## REQUIREMENT
Reproduce the records exactly.

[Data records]
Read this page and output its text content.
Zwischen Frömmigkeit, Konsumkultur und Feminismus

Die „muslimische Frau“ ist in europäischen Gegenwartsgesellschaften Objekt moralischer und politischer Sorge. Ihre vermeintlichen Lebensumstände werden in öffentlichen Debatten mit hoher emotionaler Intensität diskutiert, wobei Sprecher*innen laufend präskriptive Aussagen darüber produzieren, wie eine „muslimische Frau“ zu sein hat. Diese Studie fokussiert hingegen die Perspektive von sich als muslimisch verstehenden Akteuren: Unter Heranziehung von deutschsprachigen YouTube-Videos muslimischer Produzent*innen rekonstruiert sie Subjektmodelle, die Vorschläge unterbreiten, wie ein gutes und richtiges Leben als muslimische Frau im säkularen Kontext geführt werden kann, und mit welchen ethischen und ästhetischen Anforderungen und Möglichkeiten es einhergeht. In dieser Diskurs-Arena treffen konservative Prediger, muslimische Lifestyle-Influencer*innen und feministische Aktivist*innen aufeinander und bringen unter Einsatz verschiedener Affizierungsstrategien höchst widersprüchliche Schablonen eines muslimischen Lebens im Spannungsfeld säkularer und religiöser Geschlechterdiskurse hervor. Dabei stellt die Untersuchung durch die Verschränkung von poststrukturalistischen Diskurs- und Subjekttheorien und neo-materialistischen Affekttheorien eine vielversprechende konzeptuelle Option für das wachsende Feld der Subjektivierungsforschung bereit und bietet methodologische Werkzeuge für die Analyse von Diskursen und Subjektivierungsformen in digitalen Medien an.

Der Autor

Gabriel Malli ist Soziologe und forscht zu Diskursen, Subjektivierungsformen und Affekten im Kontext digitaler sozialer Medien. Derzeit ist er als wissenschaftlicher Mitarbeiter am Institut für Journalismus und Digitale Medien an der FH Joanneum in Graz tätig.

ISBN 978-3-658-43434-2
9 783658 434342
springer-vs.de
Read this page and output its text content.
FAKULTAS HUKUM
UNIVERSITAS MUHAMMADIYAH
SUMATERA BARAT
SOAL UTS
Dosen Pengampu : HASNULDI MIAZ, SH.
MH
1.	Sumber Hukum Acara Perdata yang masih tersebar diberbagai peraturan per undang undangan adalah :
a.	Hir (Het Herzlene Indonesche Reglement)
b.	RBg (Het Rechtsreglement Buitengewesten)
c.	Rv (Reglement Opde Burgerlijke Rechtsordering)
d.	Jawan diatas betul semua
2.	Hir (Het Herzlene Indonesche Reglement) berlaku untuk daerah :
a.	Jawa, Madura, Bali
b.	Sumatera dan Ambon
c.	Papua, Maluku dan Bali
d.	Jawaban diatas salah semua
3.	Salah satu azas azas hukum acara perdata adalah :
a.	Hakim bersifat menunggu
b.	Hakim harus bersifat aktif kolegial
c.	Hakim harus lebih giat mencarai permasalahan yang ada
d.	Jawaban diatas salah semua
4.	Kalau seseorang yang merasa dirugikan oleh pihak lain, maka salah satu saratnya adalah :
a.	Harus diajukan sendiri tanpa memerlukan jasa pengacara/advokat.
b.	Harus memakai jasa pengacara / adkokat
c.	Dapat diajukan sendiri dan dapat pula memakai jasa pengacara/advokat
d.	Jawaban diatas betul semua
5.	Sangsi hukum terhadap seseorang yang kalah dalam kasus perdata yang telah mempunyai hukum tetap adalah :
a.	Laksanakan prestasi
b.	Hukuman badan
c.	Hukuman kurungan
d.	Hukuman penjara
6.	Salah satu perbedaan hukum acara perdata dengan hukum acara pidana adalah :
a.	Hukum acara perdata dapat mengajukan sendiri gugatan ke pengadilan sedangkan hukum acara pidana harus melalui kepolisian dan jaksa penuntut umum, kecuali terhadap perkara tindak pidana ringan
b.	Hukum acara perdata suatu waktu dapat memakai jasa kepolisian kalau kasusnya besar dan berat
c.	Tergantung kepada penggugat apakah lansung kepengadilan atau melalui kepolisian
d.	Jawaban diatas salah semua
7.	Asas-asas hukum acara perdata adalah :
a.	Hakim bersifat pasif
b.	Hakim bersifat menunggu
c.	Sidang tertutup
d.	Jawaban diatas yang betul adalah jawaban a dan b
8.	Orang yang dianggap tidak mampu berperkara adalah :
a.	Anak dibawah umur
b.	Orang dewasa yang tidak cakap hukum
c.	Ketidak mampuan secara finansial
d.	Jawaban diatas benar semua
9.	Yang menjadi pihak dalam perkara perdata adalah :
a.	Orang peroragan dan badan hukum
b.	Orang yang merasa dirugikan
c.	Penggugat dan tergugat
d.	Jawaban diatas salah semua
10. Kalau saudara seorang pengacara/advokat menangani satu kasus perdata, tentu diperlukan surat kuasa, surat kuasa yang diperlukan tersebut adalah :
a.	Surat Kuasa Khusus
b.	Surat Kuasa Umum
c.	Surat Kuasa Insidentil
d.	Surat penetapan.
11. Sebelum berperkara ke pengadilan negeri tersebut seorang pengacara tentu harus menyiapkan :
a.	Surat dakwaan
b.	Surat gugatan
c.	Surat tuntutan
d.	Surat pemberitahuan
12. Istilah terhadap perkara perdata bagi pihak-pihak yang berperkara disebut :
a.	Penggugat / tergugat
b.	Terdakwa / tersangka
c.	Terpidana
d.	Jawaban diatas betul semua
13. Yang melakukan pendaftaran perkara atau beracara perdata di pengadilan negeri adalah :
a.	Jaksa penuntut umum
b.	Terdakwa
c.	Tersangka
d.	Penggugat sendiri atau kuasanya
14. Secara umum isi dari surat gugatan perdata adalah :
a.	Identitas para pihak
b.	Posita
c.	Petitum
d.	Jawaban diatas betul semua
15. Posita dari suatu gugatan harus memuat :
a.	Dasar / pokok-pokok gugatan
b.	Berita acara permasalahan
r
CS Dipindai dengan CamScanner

## RESPONSE BELOW
Read this page and output its text content.
Zwischen Frömmigkeit, Konsumkultur und Feminismus

Die „muslimische Frau“ ist in europäischen Gegenwartsgesellschaften Objekt moralischer und politischer Sorge. Ihre vermeintlichen Lebensumstände werden in öffentlichen Debatten mit hoher emotionaler Intensität diskutiert, wobei Sprecher*innen laufend präskriptive Aussagen darüber produzieren, wie eine „muslimische Frau“ zu sein hat. Diese Studie fokussiert hingegen die Perspektive von sich als muslimisch verstehenden Akteuren: Unter Heranziehung von deutschsprachigen YouTube-Videos muslimischer Produzent*innen rekonstruiert sie Subjektmodelle, die Vorschläge unterbreiten, wie ein gutes und richtiges Leben als muslimische Frau im säkularen Kontext geführt werden kann, und mit welchen ethischen und ästhetischen Anforderungen und Möglichkeiten es einhergeht. In dieser Diskurs-Arena treffen konservative Prediger, muslimische Lifestyle-Influencer*innen und feministische Aktivist*innen aufeinander und bringen unter Einsatz verschiedener Affizierungsstrategien höchst widersprüchliche Schablonen eines muslimischen Lebens im Spannungsfeld säkularer und religiöser Geschlechterdiskurse hervor. Dabei stellt die Untersuchung durch die Verschränkung von poststrukturalistischen Diskurs- und Subjekttheorien und neo-materialistischen Affekttheorien eine vielversprechende konzeptuelle Option für das wachsende Feld der Subjektivierungsforschung bereit und bietet methodologische Werkzeuge für die Analyse von Diskursen und Subjektivierungsformen in digitalen Medien an.

Der Autor

Gabriel Malli ist Soziologe und forscht zu Diskursen, Subjektivierungsformen und Affekten im Kontext digitaler sozialer Medien. Derzeit ist er als wissenschaftlicher Mitarbeiter am Institut für Journalismus und Digitale Medien an der FH Joanneum in Graz tätig.

ISBN 978-3-658-43434-2
9 783658 434342
springer-vs.de
Read this page and output its text content.
FAKULTAS HUKUM
UNIVERSITAS MUHAMMADIYAH
SUMATERA BARAT
SOAL UTS
Dosen Pengampu : HASNULDI MIAZ, SH.
MH
1.	Sumber Hukum Acara Perdata yang masih tersebar diberbagai peraturan per undang undangan adalah :
a.	Hir (Het Herzlene Indonesche Reglement)
b.	RBg (Het Rechtsreglement Buitengewesten)
c.	Rv (Reglement Opde Burgerlijke Rechtsordering)
d.	Jawan diatas betul semua
2.	Hir (Het Herzlene Indonesche Reglement) berlaku untuk daerah :
a.	Jawa, Madura, Bali
b.	Sumatera dan Ambon
c.	Papua, Maluku dan Bali
d.	Jawaban diatas salah semua
3.	Salah satu azas azas hukum acara perdata adalah :
a.	Hakim bersifat menunggu
b.	Hakim harus bersifat aktif kolegial
c.	Hakim harus lebih giat mencarai permasalahan yang ada
d.	Jawaban diatas salah semua
4.	Kalau seseorang yang merasa dirugikan oleh pihak lain, maka salah satu saratnya adalah :
a.	Harus diajukan sendiri tanpa memerlukan jasa pengacara/advokat.
b.	Harus memakai jasa pengacara / adkokat
c.	Dapat diajukan sendiri dan dapat pula memakai jasa pengacara/advokat
d.	Jawaban diatas betul semua
5.	Sangsi hukum terhadap seseorang yang kalah dalam kasus perdata yang telah mempunyai hukum tetap adalah :
a.	Laksanakan prestasi
b.	Hukuman badan
c.	Hukuman kurungan
d.	Hukuman penjara
6.	Salah satu perbedaan hukum acara perdata dengan hukum acara pidana adalah :
a.	Hukum acara perdata dapat mengajukan sendiri gugatan ke pengadilan sedangkan hukum acara pidana harus melalui kepolisian dan jaksa penuntut umum, kecuali terhadap perkara tindak pidana ringan
b.	Hukum acara perdata suatu waktu dapat memakai jasa kepolisian kalau kasusnya besar dan berat
c.	Tergantung kepada penggugat apakah lansung kepengadilan atau melalui kepolisian
d.	Jawaban diatas salah semua
7.	Asas-asas hukum acara perdata adalah :
a.	Hakim bersifat pasif
b.	Hakim bersifat menunggu
c.	Sidang tertutup
d.	Jawaban diatas yang betul adalah jawaban a dan b
8.	Orang yang dianggap tidak mampu berperkara adalah :
a.	Anak dibawah umur
b.	Orang dewasa yang tidak cakap hukum
c.	Ketidak mampuan secara finansial
d.	Jawaban diatas benar semua
9.	Yang menjadi pihak dalam perkara perdata adalah :
a.	Orang peroragan dan badan hukum
b.	Orang yang merasa dirugikan
c.	Penggugat dan tergugat
d.	Jawaban diatas salah semua
10. Kalau saudara seorang pengacara/advokat menangani satu kasus perdata, tentu diperlukan surat kuasa, surat kuasa yang diperlukan tersebut adalah :
a.	Surat Kuasa Khusus
b.	Surat Kuasa Umum
c.	Surat Kuasa Insidentil
d.	Surat penetapan.
11. Sebelum berperkara ke pengadilan negeri tersebut seorang pengacara tentu harus menyiapkan :
a.	Surat dakwaan
b.	Surat gugatan
c.	Surat tuntutan
d.	Surat pemberitahuan
12. Istilah terhadap perkara perdata bagi pihak-pihak yang berperkara disebut :
a.	Penggugat / tergugat
b.	Terdakwa / tersangka
c.	Terpidana
d.	Jawaban diatas betul semua
13. Yang melakukan pendaftaran perkara atau beracara perdata di pengadilan negeri adalah :
a.	Jaksa penuntut umum
b.	Terdakwa
c.	Tersangka
d.	Penggugat sendiri atau kuasanya
14. Secara umum isi dari surat gugatan perdata adalah :
a.	Identitas para pihak
b.	Posita
c.	Petitum
d.	Jawaban diatas betul semua
15. Posita dari suatu gugatan harus memuat :
a.	Dasar / pokok-pokok gugatan
b.	Berita acara permasalahan
r
CS Dipindai dengan CamScanner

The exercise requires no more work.